→ **Given problem**
Render every entry exactly as it appears.

→ **Some records**
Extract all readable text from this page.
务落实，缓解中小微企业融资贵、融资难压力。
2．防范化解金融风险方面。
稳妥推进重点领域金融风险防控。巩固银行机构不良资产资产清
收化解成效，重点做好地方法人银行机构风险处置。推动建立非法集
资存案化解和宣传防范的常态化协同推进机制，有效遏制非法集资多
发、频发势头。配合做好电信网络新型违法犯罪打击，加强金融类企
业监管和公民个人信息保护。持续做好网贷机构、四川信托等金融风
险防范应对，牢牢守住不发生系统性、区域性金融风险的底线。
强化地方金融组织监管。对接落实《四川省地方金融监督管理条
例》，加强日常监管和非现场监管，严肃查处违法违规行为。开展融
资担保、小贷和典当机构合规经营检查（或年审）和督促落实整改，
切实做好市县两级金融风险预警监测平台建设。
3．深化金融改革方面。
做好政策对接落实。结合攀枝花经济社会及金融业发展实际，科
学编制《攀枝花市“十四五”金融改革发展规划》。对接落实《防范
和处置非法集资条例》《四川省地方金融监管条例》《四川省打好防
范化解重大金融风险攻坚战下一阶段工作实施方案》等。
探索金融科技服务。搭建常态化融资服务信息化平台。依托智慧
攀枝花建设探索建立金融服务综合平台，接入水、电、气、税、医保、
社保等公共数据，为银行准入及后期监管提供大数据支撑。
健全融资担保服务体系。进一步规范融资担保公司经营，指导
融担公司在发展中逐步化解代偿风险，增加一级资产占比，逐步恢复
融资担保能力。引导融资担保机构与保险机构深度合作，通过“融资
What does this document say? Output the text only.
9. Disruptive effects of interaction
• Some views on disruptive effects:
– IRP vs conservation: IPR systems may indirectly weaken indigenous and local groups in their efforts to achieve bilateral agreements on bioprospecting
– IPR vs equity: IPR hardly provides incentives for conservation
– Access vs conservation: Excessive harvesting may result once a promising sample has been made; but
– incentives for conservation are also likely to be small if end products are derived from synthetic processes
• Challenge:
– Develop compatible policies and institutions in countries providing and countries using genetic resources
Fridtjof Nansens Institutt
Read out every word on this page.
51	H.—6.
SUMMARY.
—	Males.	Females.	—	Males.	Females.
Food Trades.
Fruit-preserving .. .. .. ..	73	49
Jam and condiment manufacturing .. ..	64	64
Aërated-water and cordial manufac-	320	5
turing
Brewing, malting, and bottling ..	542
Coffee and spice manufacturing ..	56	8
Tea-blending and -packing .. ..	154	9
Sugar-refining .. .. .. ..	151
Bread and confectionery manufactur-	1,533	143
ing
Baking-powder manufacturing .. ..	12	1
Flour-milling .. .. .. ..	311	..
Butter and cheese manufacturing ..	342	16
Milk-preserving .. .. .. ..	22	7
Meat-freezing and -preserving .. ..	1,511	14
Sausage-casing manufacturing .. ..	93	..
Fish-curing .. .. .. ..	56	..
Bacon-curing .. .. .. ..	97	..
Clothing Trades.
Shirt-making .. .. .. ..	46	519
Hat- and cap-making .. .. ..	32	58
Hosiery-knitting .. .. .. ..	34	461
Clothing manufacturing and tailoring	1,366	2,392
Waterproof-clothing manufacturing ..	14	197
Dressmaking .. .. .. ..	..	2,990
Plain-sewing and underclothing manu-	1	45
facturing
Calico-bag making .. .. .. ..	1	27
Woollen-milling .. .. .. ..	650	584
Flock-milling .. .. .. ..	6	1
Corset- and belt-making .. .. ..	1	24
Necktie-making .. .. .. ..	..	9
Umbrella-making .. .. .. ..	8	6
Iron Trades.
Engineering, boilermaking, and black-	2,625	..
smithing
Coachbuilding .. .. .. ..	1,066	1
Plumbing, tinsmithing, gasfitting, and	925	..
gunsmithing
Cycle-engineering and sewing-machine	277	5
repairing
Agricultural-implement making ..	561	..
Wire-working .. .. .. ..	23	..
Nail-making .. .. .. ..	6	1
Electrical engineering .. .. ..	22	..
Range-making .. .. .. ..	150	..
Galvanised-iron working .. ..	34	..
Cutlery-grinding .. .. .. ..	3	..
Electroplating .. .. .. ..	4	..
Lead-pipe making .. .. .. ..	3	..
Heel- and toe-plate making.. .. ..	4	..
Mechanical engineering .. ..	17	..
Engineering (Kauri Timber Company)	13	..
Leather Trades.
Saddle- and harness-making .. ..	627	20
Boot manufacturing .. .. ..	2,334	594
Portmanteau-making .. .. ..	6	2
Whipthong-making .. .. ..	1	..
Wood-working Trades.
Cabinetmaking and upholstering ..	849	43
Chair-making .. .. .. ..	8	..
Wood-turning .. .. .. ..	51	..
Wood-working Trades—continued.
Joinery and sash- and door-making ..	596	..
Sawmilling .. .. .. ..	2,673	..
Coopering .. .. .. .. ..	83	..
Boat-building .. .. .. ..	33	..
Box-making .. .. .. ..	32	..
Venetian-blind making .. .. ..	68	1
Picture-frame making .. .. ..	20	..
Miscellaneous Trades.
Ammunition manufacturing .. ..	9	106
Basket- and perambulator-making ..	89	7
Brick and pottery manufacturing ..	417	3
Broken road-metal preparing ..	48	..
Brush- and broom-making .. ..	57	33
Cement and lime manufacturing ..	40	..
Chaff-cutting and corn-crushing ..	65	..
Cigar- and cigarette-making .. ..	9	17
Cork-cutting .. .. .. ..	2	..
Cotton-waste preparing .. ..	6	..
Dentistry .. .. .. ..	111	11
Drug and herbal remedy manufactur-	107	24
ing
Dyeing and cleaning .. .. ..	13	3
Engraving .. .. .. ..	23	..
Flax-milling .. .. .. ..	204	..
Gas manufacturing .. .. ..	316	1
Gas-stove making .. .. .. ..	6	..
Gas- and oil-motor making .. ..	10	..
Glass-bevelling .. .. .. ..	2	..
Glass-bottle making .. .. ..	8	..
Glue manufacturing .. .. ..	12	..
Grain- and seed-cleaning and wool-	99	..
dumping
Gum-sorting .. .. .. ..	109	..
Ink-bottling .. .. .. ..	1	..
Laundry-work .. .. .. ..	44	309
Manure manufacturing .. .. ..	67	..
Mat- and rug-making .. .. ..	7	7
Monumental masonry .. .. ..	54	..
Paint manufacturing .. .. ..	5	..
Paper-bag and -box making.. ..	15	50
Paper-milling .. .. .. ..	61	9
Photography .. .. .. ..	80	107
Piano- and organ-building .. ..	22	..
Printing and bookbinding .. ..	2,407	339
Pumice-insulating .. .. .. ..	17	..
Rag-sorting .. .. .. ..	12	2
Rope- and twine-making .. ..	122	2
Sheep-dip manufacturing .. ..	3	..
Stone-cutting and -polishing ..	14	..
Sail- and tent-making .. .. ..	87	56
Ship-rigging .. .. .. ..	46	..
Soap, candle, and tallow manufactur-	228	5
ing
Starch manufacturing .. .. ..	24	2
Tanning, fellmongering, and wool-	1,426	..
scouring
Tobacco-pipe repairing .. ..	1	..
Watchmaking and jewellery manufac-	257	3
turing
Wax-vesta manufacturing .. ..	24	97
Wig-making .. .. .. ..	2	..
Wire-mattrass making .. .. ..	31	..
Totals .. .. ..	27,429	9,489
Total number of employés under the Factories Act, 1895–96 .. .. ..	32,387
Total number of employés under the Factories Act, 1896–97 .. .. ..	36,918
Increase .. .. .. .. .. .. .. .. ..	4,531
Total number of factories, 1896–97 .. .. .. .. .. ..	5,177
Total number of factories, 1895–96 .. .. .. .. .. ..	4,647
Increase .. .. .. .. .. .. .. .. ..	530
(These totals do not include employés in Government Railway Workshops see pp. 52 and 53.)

→ **Task output**
Extract all readable text from this page.
务落实，缓解中小微企业融资贵、融资难压力。
2．防范化解金融风险方面。
稳妥推进重点领域金融风险防控。巩固银行机构不良资产资产清
收化解成效，重点做好地方法人银行机构风险处置。推动建立非法集
资存案化解和宣传防范的常态化协同推进机制，有效遏制非法集资多
发、频发势头。配合做好电信网络新型违法犯罪打击，加强金融类企
业监管和公民个人信息保护。持续做好网贷机构、四川信托等金融风
险防范应对，牢牢守住不发生系统性、区域性金融风险的底线。
强化地方金融组织监管。对接落实《四川省地方金融监督管理条
例》，加强日常监管和非现场监管，严肃查处违法违规行为。开展融
资担保、小贷和典当机构合规经营检查（或年审）和督促落实整改，
切实做好市县两级金融风险预警监测平台建设。
3．深化金融改革方面。
做好政策对接落实。结合攀枝花经济社会及金融业发展实际，科
学编制《攀枝花市“十四五”金融改革发展规划》。对接落实《防范
和处置非法集资条例》《四川省地方金融监管条例》《四川省打好防
范化解重大金融风险攻坚战下一阶段工作实施方案》等。
探索金融科技服务。搭建常态化融资服务信息化平台。依托智慧
攀枝花建设探索建立金融服务综合平台，接入水、电、气、税、医保、
社保等公共数据，为银行准入及后期监管提供大数据支撑。
健全融资担保服务体系。进一步规范融资担保公司经营，指导
融担公司在发展中逐步化解代偿风险，增加一级资产占比，逐步恢复
融资担保能力。引导融资担保机构与保险机构深度合作，通过“融资
What does this document say? Output the text only.
9. Disruptive effects of interaction
• Some views on disruptive effects:
– IRP vs conservation: IPR systems may indirectly weaken indigenous and local groups in their efforts to achieve bilateral agreements on bioprospecting
– IPR vs equity: IPR hardly provides incentives for conservation
– Access vs conservation: Excessive harvesting may result once a promising sample has been made; but
– incentives for conservation are also likely to be small if end products are derived from synthetic processes
• Challenge:
– Develop compatible policies and institutions in countries providing and countries using genetic resources
Fridtjof Nansens Institutt
Read out every word on this page.
51	H.—6.
SUMMARY.
—	Males.	Females.	—	Males.	Females.
Food Trades.
Fruit-preserving .. .. .. ..	73	49
Jam and condiment manufacturing .. ..	64	64
Aërated-water and cordial manufac-	320	5
turing
Brewing, malting, and bottling ..	542
Coffee and spice manufacturing ..	56	8
Tea-blending and -packing .. ..	154	9
Sugar-refining .. .. .. ..	151
Bread and confectionery manufactur-	1,533	143
ing
Baking-powder manufacturing .. ..	12	1
Flour-milling .. .. .. ..	311	..
Butter and cheese manufacturing ..	342	16
Milk-preserving .. .. .. ..	22	7
Meat-freezing and -preserving .. ..	1,511	14
Sausage-casing manufacturing .. ..	93	..
Fish-curing .. .. .. ..	56	..
Bacon-curing .. .. .. ..	97	..
Clothing Trades.
Shirt-making .. .. .. ..	46	519
Hat- and cap-making .. .. ..	32	58
Hosiery-knitting .. .. .. ..	34	461
Clothing manufacturing and tailoring	1,366	2,392
Waterproof-clothing manufacturing ..	14	197
Dressmaking .. .. .. ..	..	2,990
Plain-sewing and underclothing manu-	1	45
facturing
Calico-bag making .. .. .. ..	1	27
Woollen-milling .. .. .. ..	650	584
Flock-milling .. .. .. ..	6	1
Corset- and belt-making .. .. ..	1	24
Necktie-making .. .. .. ..	..	9
Umbrella-making .. .. .. ..	8	6
Iron Trades.
Engineering, boilermaking, and black-	2,625	..
smithing
Coachbuilding .. .. .. ..	1,066	1
Plumbing, tinsmithing, gasfitting, and	925	..
gunsmithing
Cycle-engineering and sewing-machine	277	5
repairing
Agricultural-implement making ..	561	..
Wire-working .. .. .. ..	23	..
Nail-making .. .. .. ..	6	1
Electrical engineering .. .. ..	22	..
Range-making .. .. .. ..	150	..
Galvanised-iron working .. ..	34	..
Cutlery-grinding .. .. .. ..	3	..
Electroplating .. .. .. ..	4	..
Lead-pipe making .. .. .. ..	3	..
Heel- and toe-plate making.. .. ..	4	..
Mechanical engineering .. ..	17	..
Engineering (Kauri Timber Company)	13	..
Leather Trades.
Saddle- and harness-making .. ..	627	20
Boot manufacturing .. .. ..	2,334	594
Portmanteau-making .. .. ..	6	2
Whipthong-making .. .. ..	1	..
Wood-working Trades.
Cabinetmaking and upholstering ..	849	43
Chair-making .. .. .. ..	8	..
Wood-turning .. .. .. ..	51	..
Wood-working Trades—continued.
Joinery and sash- and door-making ..	596	..
Sawmilling .. .. .. ..	2,673	..
Coopering .. .. .. .. ..	83	..
Boat-building .. .. .. ..	33	..
Box-making .. .. .. ..	32	..
Venetian-blind making .. .. ..	68	1
Picture-frame making .. .. ..	20	..
Miscellaneous Trades.
Ammunition manufacturing .. ..	9	106
Basket- and perambulator-making ..	89	7
Brick and pottery manufacturing ..	417	3
Broken road-metal preparing ..	48	..
Brush- and broom-making .. ..	57	33
Cement and lime manufacturing ..	40	..
Chaff-cutting and corn-crushing ..	65	..
Cigar- and cigarette-making .. ..	9	17
Cork-cutting .. .. .. ..	2	..
Cotton-waste preparing .. ..	6	..
Dentistry .. .. .. ..	111	11
Drug and herbal remedy manufactur-	107	24
ing
Dyeing and cleaning .. .. ..	13	3
Engraving .. .. .. ..	23	..
Flax-milling .. .. .. ..	204	..
Gas manufacturing .. .. ..	316	1
Gas-stove making .. .. .. ..	6	..
Gas- and oil-motor making .. ..	10	..
Glass-bevelling .. .. .. ..	2	..
Glass-bottle making .. .. ..	8	..
Glue manufacturing .. .. ..	12	..
Grain- and seed-cleaning and wool-	99	..
dumping
Gum-sorting .. .. .. ..	109	..
Ink-bottling .. .. .. ..	1	..
Laundry-work .. .. .. ..	44	309
Manure manufacturing .. .. ..	67	..
Mat- and rug-making .. .. ..	7	7
Monumental masonry .. .. ..	54	..
Paint manufacturing .. .. ..	5	..
Paper-bag and -box making.. ..	15	50
Paper-milling .. .. .. ..	61	9
Photography .. .. .. ..	80	107
Piano- and organ-building .. ..	22	..
Printing and bookbinding .. ..	2,407	339
Pumice-insulating .. .. .. ..	17	..
Rag-sorting .. .. .. ..	12	2
Rope- and twine-making .. ..	122	2
Sheep-dip manufacturing .. ..	3	..
Stone-cutting and -polishing ..	14	..
Sail- and tent-making .. .. ..	87	56
Ship-rigging .. .. .. ..	46	..
Soap, candle, and tallow manufactur-	228	5
ing
Starch manufacturing .. .. ..	24	2
Tanning, fellmongering, and wool-	1,426	..
scouring
Tobacco-pipe repairing .. ..	1	..
Watchmaking and jewellery manufac-	257	3
turing
Wax-vesta manufacturing .. ..	24	97
Wig-making .. .. .. ..	2	..
Wire-mattrass making .. .. ..	31	..
Totals .. .. ..	27,429	9,489
Total number of employés under the Factories Act, 1895–96 .. .. ..	32,387
Total number of employés under the Factories Act, 1896–97 .. .. ..	36,918
Increase .. .. .. .. .. .. .. .. ..	4,531
Total number of factories, 1896–97 .. .. .. .. .. ..	5,177
Total number of factories, 1895–96 .. .. .. .. .. ..	4,647
Increase .. .. .. .. .. .. .. .. ..	530
(These totals do not include employés in Government Railway Workshops see pp. 52 and 53.)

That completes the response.